# What is expected
Faithfully return all lines, omitting every embedded picture.
---------- Information supplied ----------
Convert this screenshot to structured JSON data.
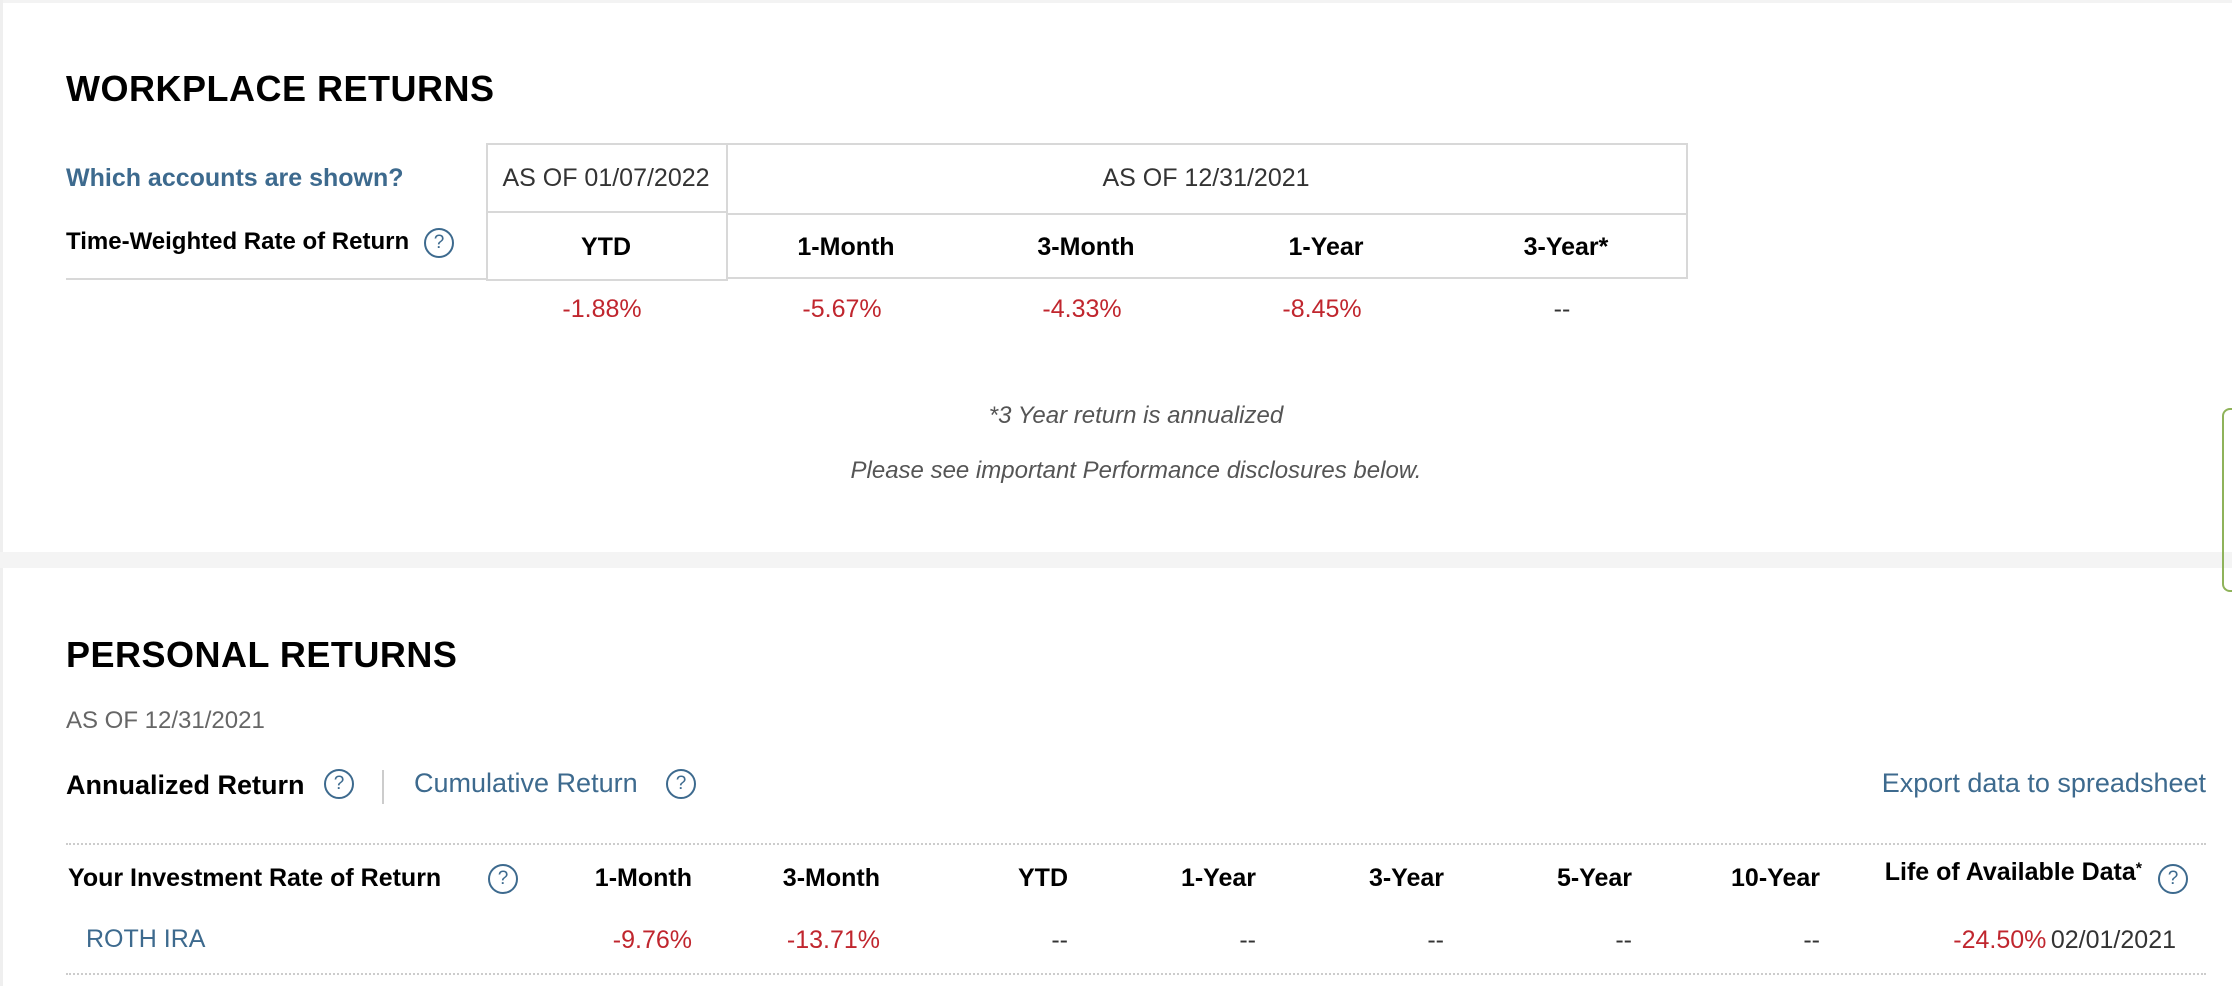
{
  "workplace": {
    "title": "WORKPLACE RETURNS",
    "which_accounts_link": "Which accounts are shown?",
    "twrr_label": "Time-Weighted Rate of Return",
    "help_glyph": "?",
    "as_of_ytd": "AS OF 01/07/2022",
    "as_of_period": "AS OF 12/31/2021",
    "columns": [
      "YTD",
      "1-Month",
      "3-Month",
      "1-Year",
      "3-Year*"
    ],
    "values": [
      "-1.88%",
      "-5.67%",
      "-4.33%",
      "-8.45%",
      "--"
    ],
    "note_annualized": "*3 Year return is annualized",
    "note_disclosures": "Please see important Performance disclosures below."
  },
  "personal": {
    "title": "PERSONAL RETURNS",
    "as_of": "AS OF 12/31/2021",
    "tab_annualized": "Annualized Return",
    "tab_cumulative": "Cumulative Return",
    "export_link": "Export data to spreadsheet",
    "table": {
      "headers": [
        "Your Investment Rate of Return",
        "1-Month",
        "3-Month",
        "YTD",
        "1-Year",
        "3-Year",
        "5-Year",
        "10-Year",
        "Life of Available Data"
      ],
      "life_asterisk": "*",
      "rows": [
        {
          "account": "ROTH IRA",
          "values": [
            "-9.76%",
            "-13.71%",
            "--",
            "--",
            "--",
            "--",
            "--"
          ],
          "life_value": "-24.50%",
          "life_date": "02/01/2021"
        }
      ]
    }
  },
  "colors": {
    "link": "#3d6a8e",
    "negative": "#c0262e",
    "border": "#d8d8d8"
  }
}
----------
# Solution for this exercise
Convert this screenshot to structured JSON data.
{
  "workplace": {
    "title": "WORKPLACE RETURNS",
    "which_accounts_link": "Which accounts are shown?",
    "twrr_label": "Time-Weighted Rate of Return",
    "help_glyph": "?",
    "as_of_ytd": "AS OF 01/07/2022",
    "as_of_period": "AS OF 12/31/2021",
    "columns": [
      "YTD",
      "1-Month",
      "3-Month",
      "1-Year",
      "3-Year*"
    ],
    "values": [
      "-1.88%",
      "-5.67%",
      "-4.33%",
      "-8.45%",
      "--"
    ],
    "note_annualized": "*3 Year return is annualized",
    "note_disclosures": "Please see important Performance disclosures below."
  },
  "personal": {
    "title": "PERSONAL RETURNS",
    "as_of": "AS OF 12/31/2021",
    "tab_annualized": "Annualized Return",
    "tab_cumulative": "Cumulative Return",
    "export_link": "Export data to spreadsheet",
    "table": {
      "headers": [
        "Your Investment Rate of Return",
        "1-Month",
        "3-Month",
        "YTD",
        "1-Year",
        "3-Year",
        "5-Year",
        "10-Year",
        "Life of Available Data"
      ],
      "life_asterisk": "*",
      "rows": [
        {
          "account": "ROTH IRA",
          "values": [
            "-9.76%",
            "-13.71%",
            "--",
            "--",
            "--",
            "--",
            "--"
          ],
          "life_value": "-24.50%",
          "life_date": "02/01/2021"
        }
      ]
    }
  },
  "colors": {
    "link": "#3d6a8e",
    "negative": "#c0262e",
    "border": "#d8d8d8"
  }
}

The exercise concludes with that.